[Saved entries]

>> Start

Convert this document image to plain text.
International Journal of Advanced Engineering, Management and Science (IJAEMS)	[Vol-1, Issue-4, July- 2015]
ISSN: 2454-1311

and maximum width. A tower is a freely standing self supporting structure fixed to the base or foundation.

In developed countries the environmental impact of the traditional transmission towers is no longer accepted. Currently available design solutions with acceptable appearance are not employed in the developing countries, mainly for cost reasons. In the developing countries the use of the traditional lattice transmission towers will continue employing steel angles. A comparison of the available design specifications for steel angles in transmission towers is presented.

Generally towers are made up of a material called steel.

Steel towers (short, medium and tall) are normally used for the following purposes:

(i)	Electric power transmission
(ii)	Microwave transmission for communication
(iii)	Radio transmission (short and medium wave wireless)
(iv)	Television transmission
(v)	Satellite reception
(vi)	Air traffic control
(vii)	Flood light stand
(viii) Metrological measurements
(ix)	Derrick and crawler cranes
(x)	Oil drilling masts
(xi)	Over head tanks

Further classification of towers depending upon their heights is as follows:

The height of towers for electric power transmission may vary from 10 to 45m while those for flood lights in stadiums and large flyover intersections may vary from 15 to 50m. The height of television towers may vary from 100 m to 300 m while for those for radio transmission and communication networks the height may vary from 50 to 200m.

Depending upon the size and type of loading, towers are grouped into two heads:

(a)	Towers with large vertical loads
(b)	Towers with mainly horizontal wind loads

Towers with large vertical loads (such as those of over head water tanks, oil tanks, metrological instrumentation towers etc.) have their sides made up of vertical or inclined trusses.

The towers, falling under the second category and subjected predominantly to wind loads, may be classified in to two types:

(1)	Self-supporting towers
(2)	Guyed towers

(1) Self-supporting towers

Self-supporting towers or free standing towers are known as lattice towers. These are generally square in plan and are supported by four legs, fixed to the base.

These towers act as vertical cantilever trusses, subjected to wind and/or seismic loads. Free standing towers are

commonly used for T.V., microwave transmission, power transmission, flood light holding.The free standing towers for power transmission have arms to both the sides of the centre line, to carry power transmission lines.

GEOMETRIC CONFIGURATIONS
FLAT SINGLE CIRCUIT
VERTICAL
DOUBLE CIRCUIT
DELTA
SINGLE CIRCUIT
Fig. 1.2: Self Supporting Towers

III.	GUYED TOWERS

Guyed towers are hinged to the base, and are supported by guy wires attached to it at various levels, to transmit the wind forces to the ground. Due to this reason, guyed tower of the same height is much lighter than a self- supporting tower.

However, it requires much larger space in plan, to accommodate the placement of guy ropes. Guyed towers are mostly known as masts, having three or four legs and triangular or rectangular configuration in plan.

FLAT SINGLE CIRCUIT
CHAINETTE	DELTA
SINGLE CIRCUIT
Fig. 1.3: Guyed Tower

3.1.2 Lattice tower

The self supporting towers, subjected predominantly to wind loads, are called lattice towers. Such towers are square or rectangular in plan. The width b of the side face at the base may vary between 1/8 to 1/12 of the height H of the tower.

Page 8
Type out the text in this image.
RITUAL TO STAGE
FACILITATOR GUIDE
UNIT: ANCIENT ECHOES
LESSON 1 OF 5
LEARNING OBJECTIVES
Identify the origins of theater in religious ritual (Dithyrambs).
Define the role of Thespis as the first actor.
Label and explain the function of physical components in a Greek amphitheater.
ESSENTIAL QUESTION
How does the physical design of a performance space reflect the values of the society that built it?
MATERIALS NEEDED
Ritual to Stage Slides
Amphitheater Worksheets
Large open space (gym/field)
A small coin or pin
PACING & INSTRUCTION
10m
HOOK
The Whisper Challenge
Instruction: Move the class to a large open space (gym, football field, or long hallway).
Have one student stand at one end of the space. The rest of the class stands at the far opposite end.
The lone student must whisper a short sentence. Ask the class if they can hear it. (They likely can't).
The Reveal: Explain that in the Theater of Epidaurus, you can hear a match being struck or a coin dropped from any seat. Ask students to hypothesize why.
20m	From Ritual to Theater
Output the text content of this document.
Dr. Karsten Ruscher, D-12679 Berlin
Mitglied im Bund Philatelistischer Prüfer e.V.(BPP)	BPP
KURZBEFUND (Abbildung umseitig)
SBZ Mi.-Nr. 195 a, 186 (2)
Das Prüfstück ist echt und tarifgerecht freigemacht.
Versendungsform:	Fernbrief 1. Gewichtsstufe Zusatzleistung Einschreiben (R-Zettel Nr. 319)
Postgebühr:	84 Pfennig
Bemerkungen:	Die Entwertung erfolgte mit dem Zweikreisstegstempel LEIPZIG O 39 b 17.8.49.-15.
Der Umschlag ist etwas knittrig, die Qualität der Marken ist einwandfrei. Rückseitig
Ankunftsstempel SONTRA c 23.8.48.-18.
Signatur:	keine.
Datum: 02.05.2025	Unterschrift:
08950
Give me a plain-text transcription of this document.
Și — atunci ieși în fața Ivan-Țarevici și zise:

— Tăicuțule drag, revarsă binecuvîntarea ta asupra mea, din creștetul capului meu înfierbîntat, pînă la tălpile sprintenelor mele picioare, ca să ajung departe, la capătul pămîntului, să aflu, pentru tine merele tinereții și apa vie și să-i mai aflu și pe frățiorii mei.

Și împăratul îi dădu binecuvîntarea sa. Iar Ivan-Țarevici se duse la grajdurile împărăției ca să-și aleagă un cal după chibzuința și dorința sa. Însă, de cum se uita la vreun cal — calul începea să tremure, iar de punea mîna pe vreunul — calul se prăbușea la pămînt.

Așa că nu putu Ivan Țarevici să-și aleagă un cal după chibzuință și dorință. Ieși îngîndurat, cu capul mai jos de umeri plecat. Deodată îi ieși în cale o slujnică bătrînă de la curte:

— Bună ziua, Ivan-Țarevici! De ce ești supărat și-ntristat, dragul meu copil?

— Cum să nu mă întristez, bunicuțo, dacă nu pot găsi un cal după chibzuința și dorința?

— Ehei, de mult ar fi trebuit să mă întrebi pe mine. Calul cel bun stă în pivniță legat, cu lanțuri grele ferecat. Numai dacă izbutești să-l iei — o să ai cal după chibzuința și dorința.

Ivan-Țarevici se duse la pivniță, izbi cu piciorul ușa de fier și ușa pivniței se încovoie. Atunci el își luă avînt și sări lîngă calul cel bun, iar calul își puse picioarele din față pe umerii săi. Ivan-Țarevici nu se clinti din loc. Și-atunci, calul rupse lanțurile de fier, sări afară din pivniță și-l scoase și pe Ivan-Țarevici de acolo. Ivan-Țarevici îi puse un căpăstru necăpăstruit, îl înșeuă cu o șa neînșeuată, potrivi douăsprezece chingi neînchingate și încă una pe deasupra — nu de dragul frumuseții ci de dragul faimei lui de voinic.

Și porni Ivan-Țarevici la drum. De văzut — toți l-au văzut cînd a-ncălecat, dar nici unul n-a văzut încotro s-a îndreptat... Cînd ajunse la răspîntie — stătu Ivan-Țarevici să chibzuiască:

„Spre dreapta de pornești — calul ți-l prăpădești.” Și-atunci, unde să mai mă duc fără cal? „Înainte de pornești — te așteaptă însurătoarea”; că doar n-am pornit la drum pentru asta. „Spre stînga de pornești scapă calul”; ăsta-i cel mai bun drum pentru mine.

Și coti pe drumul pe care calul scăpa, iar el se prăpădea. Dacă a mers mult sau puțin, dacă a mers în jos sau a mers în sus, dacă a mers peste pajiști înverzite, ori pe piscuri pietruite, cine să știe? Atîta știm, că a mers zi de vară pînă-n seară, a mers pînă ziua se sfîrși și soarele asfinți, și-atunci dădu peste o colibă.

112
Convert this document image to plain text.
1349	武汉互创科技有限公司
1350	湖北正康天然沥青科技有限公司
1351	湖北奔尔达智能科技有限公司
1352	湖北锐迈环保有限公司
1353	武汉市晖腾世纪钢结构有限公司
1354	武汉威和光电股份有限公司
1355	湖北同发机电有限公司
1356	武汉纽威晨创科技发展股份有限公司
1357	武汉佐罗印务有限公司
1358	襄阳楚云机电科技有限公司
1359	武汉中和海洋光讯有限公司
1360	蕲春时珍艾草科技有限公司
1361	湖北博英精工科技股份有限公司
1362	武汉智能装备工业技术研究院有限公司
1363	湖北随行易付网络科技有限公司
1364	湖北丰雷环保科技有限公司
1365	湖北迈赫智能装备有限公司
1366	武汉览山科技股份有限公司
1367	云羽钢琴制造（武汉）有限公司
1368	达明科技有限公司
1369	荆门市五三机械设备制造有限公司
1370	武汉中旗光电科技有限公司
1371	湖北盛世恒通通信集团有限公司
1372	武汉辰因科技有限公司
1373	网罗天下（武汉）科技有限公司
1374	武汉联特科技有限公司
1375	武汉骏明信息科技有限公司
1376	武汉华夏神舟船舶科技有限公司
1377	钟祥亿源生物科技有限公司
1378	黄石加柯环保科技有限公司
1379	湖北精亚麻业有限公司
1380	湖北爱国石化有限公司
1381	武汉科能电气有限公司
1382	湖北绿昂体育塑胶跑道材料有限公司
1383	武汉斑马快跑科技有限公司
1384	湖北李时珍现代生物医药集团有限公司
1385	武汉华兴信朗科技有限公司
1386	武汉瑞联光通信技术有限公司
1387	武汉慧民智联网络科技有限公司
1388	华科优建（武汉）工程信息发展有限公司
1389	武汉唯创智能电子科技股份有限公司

>> End

(TASK INSTRUCTIONS): Looking at the records above, say how many lines hold the string "text". Write nothing but the number.

(EXERCISE RESPONSE): 5